= Page excerpt =
------------------------------------
FOM: Elimination of analytic methods in number theory.

[Solomon Feferman]

In answer to a question of Joe Shipman, Martin Davis cited work of Takeuti
and myself which shows the formalizability of analytic number theory in
systems conservative over PA.  This is supported by development of the
requisite portions of analysis in the systems in question.  Moreover, 
case studies of specific results in analytic theory have been
demonstrated to be provable in PA (and perhaps weaker systems) by Patrick
Cegielski in his Univ. of Paris VII thesis, "Quleques contributions a 
l'etude des arithmetiques faibles" (1990).  I don't know if this work 
has been published subsequently.  At any rate, Steve Simpson
(25 Feb) went us one better by citing a system in which the requisite
analysis can be
done, conservative over PRA, Primitive Recursive Arithmetic.  (Whether
that is an embodiment of Hilbert's finitism, claimed by Tait and Simpson,
is a separate, perhaps controversial, issue.)  I would like to
bring attention to the work of Ulrich Kohlenbach, which pushes somewhat
further down the proof-theoretic and computational complexity of systems 
in which analytic number theory can be carried out, to be specific a
system G_2 A^omega at level 2 in the Grzegorczyck hierarchy; see his paper 
"Mathematically strong subsystems of analysis with low rate of
growth of provably recursive functionals", Arch. Math. Logic 36 (1996)
31-71.  At least the needed analysis can be done there in principle.  It
would be of interest to carry out case studies of specific theorems in
analytic number theory in this or related systems, e.g. of Littlewood's
theorem on the changes of sign of pi(x) - li(x).  

Sol Feferman
------------------------------------
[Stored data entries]

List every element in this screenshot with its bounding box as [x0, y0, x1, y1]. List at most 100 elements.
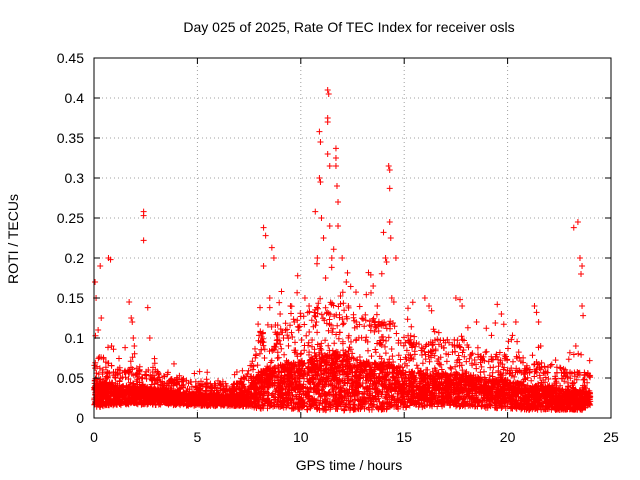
chart-title: Day 025 of 2025, Rate Of TEC Index for r… [183, 19, 514, 35]
scatter-point [390, 299, 397, 305]
scatter-point [570, 224, 577, 231]
scatter-point [320, 235, 327, 241]
scatter-point [332, 145, 339, 152]
scatter-point [108, 343, 115, 349]
scatter-point [572, 343, 579, 349]
scatter-point [270, 255, 277, 261]
scatter-point [97, 263, 104, 269]
axis-ticks [93, 57, 612, 419]
scatter-point [126, 299, 133, 305]
scatter-point [345, 303, 352, 309]
x-tick-label: 10 [293, 429, 309, 445]
scatter-point [374, 303, 381, 309]
scatter-point [287, 303, 294, 309]
scatter-point [386, 167, 393, 173]
y-tick-label: 0.25 [57, 210, 84, 226]
y-tick-label: 0 [76, 410, 84, 426]
scatter-point [387, 235, 394, 241]
scatter-point [386, 219, 393, 225]
y-tick-label: 0.3 [65, 170, 85, 186]
scatter-point [579, 303, 586, 309]
scatter-point [531, 303, 538, 309]
scatter-point [494, 301, 501, 308]
scatter-point [579, 263, 586, 269]
scatter-point [386, 185, 393, 192]
scatter-point [326, 223, 333, 229]
scatter-point [260, 263, 267, 269]
scatter-point [370, 283, 377, 289]
scatter-point [426, 303, 433, 309]
scatter-point [325, 91, 332, 97]
scatter-point [95, 327, 102, 333]
x-tick-label: 0 [90, 429, 98, 445]
x-tick-label: 25 [603, 429, 619, 445]
scatter-point [140, 237, 147, 244]
scatter-point [262, 232, 269, 239]
scatter-point [318, 215, 325, 221]
scatter-point [498, 311, 505, 317]
scatter-point [316, 128, 323, 135]
scatter-point [459, 303, 466, 309]
scatter-point [574, 219, 581, 225]
scatter-point [343, 279, 350, 285]
x-tick-label: 5 [194, 429, 202, 445]
y-tick-label: 0.15 [57, 290, 84, 306]
scatter-point [578, 271, 585, 277]
scatter-point [383, 259, 390, 265]
scatter-point [317, 139, 324, 145]
scatter-point [333, 183, 340, 189]
scatter-point [533, 309, 540, 316]
scatter-point [537, 343, 544, 349]
scatter-point [277, 311, 284, 317]
y-tick-label: 0.2 [65, 250, 85, 266]
y-axis-title: ROTI / TECUs [5, 194, 21, 284]
scatter-point [322, 275, 329, 281]
scatter-point [129, 319, 136, 325]
scatter-point [317, 179, 324, 185]
y-tick-label: 0.35 [57, 130, 84, 146]
scatter-point [380, 229, 387, 236]
scatter-point [266, 304, 273, 311]
scatter-point [306, 303, 313, 309]
scatter-point [473, 319, 480, 325]
scatter-point [385, 163, 392, 169]
scatter-point [388, 295, 395, 301]
scatter-point [392, 255, 399, 261]
scatter-point [144, 304, 151, 311]
scatter-point [131, 343, 138, 349]
y-tick-label: 0.45 [57, 50, 84, 66]
scatter-point [92, 279, 99, 285]
scatter-point [314, 255, 321, 261]
scatter-point [580, 312, 587, 319]
scatter-point [335, 199, 342, 205]
x-tick-label: 15 [396, 429, 412, 445]
scatter-background-cloud [91, 246, 594, 414]
scatter-point [326, 163, 333, 169]
x-tick-labels: 0 5 10 15 20 25 [90, 429, 619, 445]
scatter-point [421, 295, 428, 301]
scatter-point [339, 255, 346, 261]
scatter-point [128, 315, 135, 321]
y-tick-label: 0.05 [57, 370, 84, 386]
scatter-point [382, 255, 389, 261]
scatter-point [301, 295, 308, 301]
plot-frame [93, 57, 612, 419]
scatter-point [512, 319, 519, 325]
y-tick-label: 0.1 [65, 330, 85, 346]
scatter-point [457, 296, 464, 303]
scatter-point [332, 155, 339, 161]
scatter-point [328, 255, 335, 261]
scatter-point [452, 295, 459, 301]
scatter-point [324, 119, 331, 125]
scatter-point [107, 256, 114, 263]
scatter-point [312, 208, 319, 215]
y-tick-labels: 0 0.05 0.1 0.15 0.2 0.25 0.3 0.35 0.4 0.45 [57, 50, 84, 426]
x-axis-title: GPS time / hours [296, 457, 403, 473]
scatter-point [266, 295, 273, 301]
scatter-point [335, 223, 342, 229]
scatter-point [316, 175, 323, 181]
scatter-point [146, 335, 153, 341]
scatter-points [91, 87, 594, 414]
scatter-point [324, 87, 331, 93]
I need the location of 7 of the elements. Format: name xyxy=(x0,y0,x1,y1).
------------------------------------
= The tasks =
1. In the message on eliminating analytic methods in number theory, what supports the claim that analytic number theory can be formalized in systems conservative over PA? Answer in one to three sentences.
2. Reproduce the part of the stored data entries that opens with the line containing "chart-title: Day 025" and closes with the line containing "y-tick-label: 0.2 [65, 250, 85, 266]", including both of those lines.

= Exercise responses =
1. The claim is supported by developing the required portions of analysis within those systems.

2.
chart-title: Day 025 of 2025, Rate Of TEC Index for r… [183, 19, 514, 35]
scatter-point [390, 299, 397, 305]
scatter-point [570, 224, 577, 231]
scatter-point [320, 235, 327, 241]
scatter-point [332, 145, 339, 152]
scatter-point [108, 343, 115, 349]
scatter-point [572, 343, 579, 349]
scatter-point [270, 255, 277, 261]
scatter-point [97, 263, 104, 269]
axis-ticks [93, 57, 612, 419]
scatter-point [126, 299, 133, 305]
scatter-point [345, 303, 352, 309]
x-tick-label: 10 [293, 429, 309, 445]
scatter-point [374, 303, 381, 309]
scatter-point [287, 303, 294, 309]
scatter-point [386, 167, 393, 173]
y-tick-label: 0.25 [57, 210, 84, 226]
y-tick-label: 0 [76, 410, 84, 426]
scatter-point [387, 235, 394, 241]
scatter-point [386, 219, 393, 225]
y-tick-label: 0.3 [65, 170, 85, 186]
scatter-point [579, 303, 586, 309]
scatter-point [531, 303, 538, 309]
scatter-point [494, 301, 501, 308]
scatter-point [579, 263, 586, 269]
scatter-point [386, 185, 393, 192]
scatter-point [326, 223, 333, 229]
scatter-point [260, 263, 267, 269]
scatter-point [370, 283, 377, 289]
scatter-point [426, 303, 433, 309]
scatter-point [325, 91, 332, 97]
scatter-point [95, 327, 102, 333]
x-tick-label: 0 [90, 429, 98, 445]
x-tick-label: 25 [603, 429, 619, 445]
scatter-point [140, 237, 147, 244]
scatter-point [262, 232, 269, 239]
scatter-point [318, 215, 325, 221]
scatter-point [498, 311, 505, 317]
scatter-point [316, 128, 323, 135]
scatter-point [459, 303, 466, 309]
scatter-point [574, 219, 581, 225]
scatter-point [343, 279, 350, 285]
x-tick-label: 5 [194, 429, 202, 445]
y-tick-label: 0.15 [57, 290, 84, 306]
scatter-point [578, 271, 585, 277]
scatter-point [383, 259, 390, 265]
scatter-point [317, 139, 324, 145]
scatter-point [333, 183, 340, 189]
scatter-point [533, 309, 540, 316]
scatter-point [537, 343, 544, 349]
scatter-point [277, 311, 284, 317]
y-tick-label: 0.2 [65, 250, 85, 266]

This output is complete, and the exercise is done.